Problem description. Can you write out the whole listing exactly?
[START OF Data provided]
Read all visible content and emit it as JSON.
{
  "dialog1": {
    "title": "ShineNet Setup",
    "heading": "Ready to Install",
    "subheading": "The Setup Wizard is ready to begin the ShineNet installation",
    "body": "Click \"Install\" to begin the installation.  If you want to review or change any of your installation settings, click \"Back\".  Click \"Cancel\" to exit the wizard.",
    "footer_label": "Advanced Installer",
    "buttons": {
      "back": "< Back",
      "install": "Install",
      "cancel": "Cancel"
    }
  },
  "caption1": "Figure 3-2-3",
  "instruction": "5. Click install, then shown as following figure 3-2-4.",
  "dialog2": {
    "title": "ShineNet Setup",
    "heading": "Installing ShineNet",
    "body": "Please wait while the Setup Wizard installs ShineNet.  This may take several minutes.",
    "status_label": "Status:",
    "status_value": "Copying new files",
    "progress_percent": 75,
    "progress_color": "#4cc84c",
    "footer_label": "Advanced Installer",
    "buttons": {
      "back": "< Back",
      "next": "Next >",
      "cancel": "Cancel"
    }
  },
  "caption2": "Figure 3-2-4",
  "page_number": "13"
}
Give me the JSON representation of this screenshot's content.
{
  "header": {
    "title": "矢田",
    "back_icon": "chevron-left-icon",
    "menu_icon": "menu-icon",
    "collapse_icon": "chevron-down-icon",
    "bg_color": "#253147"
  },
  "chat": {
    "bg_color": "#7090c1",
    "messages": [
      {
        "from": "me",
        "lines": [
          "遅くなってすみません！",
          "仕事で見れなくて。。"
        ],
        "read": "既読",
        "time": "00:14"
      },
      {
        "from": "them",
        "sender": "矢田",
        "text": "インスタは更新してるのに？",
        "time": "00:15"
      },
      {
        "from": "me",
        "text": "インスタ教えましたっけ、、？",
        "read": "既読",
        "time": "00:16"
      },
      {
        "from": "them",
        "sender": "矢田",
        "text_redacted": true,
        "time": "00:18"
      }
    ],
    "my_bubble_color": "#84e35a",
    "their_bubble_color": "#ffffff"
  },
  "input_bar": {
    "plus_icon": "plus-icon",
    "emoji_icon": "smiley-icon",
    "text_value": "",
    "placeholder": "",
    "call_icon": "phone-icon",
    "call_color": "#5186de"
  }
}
[END OF Data provided]
Solution.
Read all visible content and emit it as JSON.
{
  "dialog1": {
    "title": "ShineNet Setup",
    "heading": "Ready to Install",
    "subheading": "The Setup Wizard is ready to begin the ShineNet installation",
    "body": "Click \"Install\" to begin the installation.  If you want to review or change any of your installation settings, click \"Back\".  Click \"Cancel\" to exit the wizard.",
    "footer_label": "Advanced Installer",
    "buttons": {
      "back": "< Back",
      "install": "Install",
      "cancel": "Cancel"
    }
  },
  "caption1": "Figure 3-2-3",
  "instruction": "5. Click install, then shown as following figure 3-2-4.",
  "dialog2": {
    "title": "ShineNet Setup",
    "heading": "Installing ShineNet",
    "body": "Please wait while the Setup Wizard installs ShineNet.  This may take several minutes.",
    "status_label": "Status:",
    "status_value": "Copying new files",
    "progress_percent": 75,
    "progress_color": "#4cc84c",
    "footer_label": "Advanced Installer",
    "buttons": {
      "back": "< Back",
      "next": "Next >",
      "cancel": "Cancel"
    }
  },
  "caption2": "Figure 3-2-4",
  "page_number": "13"
}
Give me the JSON representation of this screenshot's content.
{
  "header": {
    "title": "矢田",
    "back_icon": "chevron-left-icon",
    "menu_icon": "menu-icon",
    "collapse_icon": "chevron-down-icon",
    "bg_color": "#253147"
  },
  "chat": {
    "bg_color": "#7090c1",
    "messages": [
      {
        "from": "me",
        "lines": [
          "遅くなってすみません！",
          "仕事で見れなくて。。"
        ],
        "read": "既読",
        "time": "00:14"
      },
      {
        "from": "them",
        "sender": "矢田",
        "text": "インスタは更新してるのに？",
        "time": "00:15"
      },
      {
        "from": "me",
        "text": "インスタ教えましたっけ、、？",
        "read": "既読",
        "time": "00:16"
      },
      {
        "from": "them",
        "sender": "矢田",
        "text_redacted": true,
        "time": "00:18"
      }
    ],
    "my_bubble_color": "#84e35a",
    "their_bubble_color": "#ffffff"
  },
  "input_bar": {
    "plus_icon": "plus-icon",
    "emoji_icon": "smiley-icon",
    "text_value": "",
    "placeholder": "",
    "call_icon": "phone-icon",
    "call_color": "#5186de"
  }
}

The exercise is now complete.